◆ CHALLENGE
Wherever "date" appears in a line, list that line.

◆ RECORDS SUPPLIED
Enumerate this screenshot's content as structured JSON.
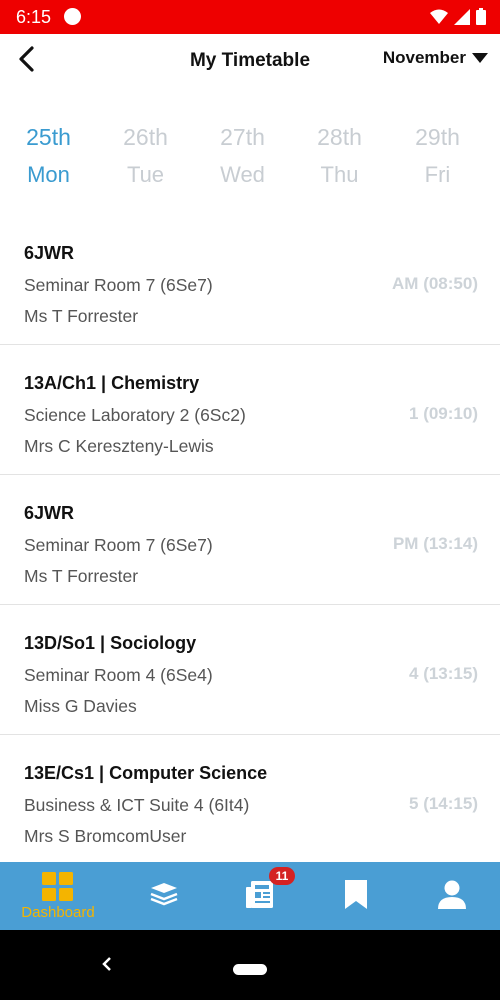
{
  "status_bar": {
    "time": "6:15",
    "icons": [
      "dot-icon",
      "wifi-icon",
      "signal-icon",
      "battery-icon"
    ]
  },
  "header": {
    "title": "My Timetable",
    "month": "November"
  },
  "days": [
    {
      "date": "25th",
      "name": "Mon",
      "active": true
    },
    {
      "date": "26th",
      "name": "Tue",
      "active": false
    },
    {
      "date": "27th",
      "name": "Wed",
      "active": false
    },
    {
      "date": "28th",
      "name": "Thu",
      "active": false
    },
    {
      "date": "29th",
      "name": "Fri",
      "active": false
    }
  ],
  "lessons": [
    {
      "title": "6JWR",
      "room": "Seminar Room 7 (6Se7)",
      "teacher": "Ms T Forrester",
      "period": "AM (08:50)"
    },
    {
      "title": "13A/Ch1  |  Chemistry",
      "room": "Science Laboratory 2 (6Sc2)",
      "teacher": "Mrs C Kereszteny-Lewis",
      "period": "1 (09:10)"
    },
    {
      "title": "6JWR",
      "room": "Seminar Room 7 (6Se7)",
      "teacher": "Ms T Forrester",
      "period": "PM (13:14)"
    },
    {
      "title": "13D/So1  |  Sociology",
      "room": "Seminar Room 4 (6Se4)",
      "teacher": "Miss G Davies",
      "period": "4 (13:15)"
    },
    {
      "title": "13E/Cs1  |  Computer Science",
      "room": "Business & ICT Suite 4 (6It4)",
      "teacher": "Mrs S BromcomUser",
      "period": "5 (14:15)"
    }
  ],
  "bottom_nav": {
    "items": [
      {
        "label": "Dashboard",
        "icon": "dashboard-icon",
        "active": true
      },
      {
        "label": "",
        "icon": "books-icon"
      },
      {
        "label": "",
        "icon": "news-icon",
        "badge": "11"
      },
      {
        "label": "",
        "icon": "bookmark-icon"
      },
      {
        "label": "",
        "icon": "profile-icon"
      }
    ]
  },
  "colors": {
    "status_bar": "#ee0000",
    "accent": "#3a9bd0",
    "nav_bg": "#4a9ed4",
    "nav_active": "#f4b400",
    "badge": "#d42222"
  }
}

◆ WORKED SOLUTION
      "date": "25th",
      "date": "26th",
      "date": "27th",
      "date": "28th",
      "date": "29th",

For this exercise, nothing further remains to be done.